Write out all lines holding the word "sender".

MATERIAL TO PROCESS -
------
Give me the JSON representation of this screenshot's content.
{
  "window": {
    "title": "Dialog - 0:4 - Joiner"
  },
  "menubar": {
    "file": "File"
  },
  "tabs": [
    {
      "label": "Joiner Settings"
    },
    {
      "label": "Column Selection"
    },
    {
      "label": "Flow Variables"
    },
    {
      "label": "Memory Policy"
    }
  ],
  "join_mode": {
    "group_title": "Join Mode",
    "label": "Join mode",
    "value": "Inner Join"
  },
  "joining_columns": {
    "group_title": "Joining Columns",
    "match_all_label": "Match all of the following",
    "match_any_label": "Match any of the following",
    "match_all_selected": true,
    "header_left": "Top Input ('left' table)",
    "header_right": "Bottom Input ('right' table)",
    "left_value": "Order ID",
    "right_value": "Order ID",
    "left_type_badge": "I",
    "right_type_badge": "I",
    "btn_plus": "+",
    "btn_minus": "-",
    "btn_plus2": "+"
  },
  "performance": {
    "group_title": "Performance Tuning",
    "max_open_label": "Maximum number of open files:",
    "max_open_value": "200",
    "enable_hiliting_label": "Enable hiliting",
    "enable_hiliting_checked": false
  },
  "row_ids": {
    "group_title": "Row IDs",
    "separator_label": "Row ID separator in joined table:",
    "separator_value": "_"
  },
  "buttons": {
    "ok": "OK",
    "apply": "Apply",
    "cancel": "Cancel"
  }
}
------
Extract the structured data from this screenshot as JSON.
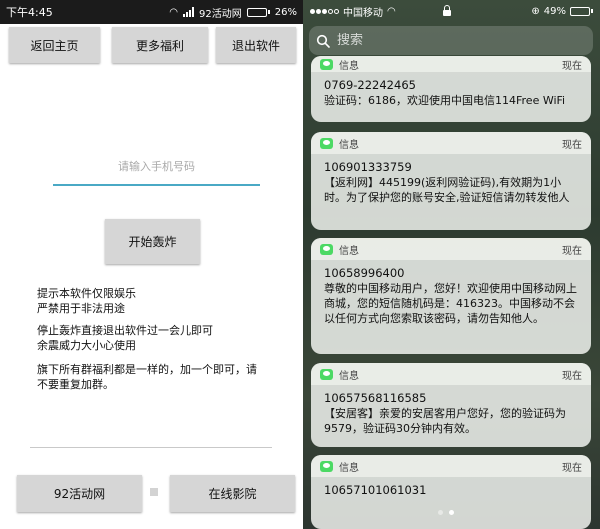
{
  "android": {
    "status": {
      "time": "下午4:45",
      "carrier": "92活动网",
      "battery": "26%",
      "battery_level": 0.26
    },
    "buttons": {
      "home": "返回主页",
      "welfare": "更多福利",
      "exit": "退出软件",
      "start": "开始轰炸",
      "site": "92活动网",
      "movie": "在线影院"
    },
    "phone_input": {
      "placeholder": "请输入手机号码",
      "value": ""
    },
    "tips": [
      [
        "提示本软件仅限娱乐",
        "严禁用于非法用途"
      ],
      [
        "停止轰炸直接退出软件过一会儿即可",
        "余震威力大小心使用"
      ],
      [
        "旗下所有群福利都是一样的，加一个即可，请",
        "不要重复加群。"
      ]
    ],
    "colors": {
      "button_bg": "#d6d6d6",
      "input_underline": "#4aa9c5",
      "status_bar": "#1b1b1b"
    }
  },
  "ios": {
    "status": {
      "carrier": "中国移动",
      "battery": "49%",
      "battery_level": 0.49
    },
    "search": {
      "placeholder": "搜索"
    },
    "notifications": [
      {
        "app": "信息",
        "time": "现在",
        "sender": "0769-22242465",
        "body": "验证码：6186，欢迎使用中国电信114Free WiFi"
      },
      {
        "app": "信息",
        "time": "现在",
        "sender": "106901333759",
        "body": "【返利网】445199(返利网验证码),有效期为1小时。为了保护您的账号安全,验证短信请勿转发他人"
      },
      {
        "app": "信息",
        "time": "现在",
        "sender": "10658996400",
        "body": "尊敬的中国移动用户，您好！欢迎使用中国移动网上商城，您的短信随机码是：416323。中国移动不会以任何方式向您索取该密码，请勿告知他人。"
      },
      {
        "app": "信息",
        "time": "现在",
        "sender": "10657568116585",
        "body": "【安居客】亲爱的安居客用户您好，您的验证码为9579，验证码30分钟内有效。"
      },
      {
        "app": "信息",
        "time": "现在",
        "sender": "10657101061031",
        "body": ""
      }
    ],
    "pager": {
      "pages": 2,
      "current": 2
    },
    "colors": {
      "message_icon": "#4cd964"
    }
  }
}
------
EXERCISE RESPONSE -
        "sender": "0769-22242465",
        "sender": "106901333759",
        "sender": "10658996400",
        "sender": "10657568116585",
        "sender": "10657101061031",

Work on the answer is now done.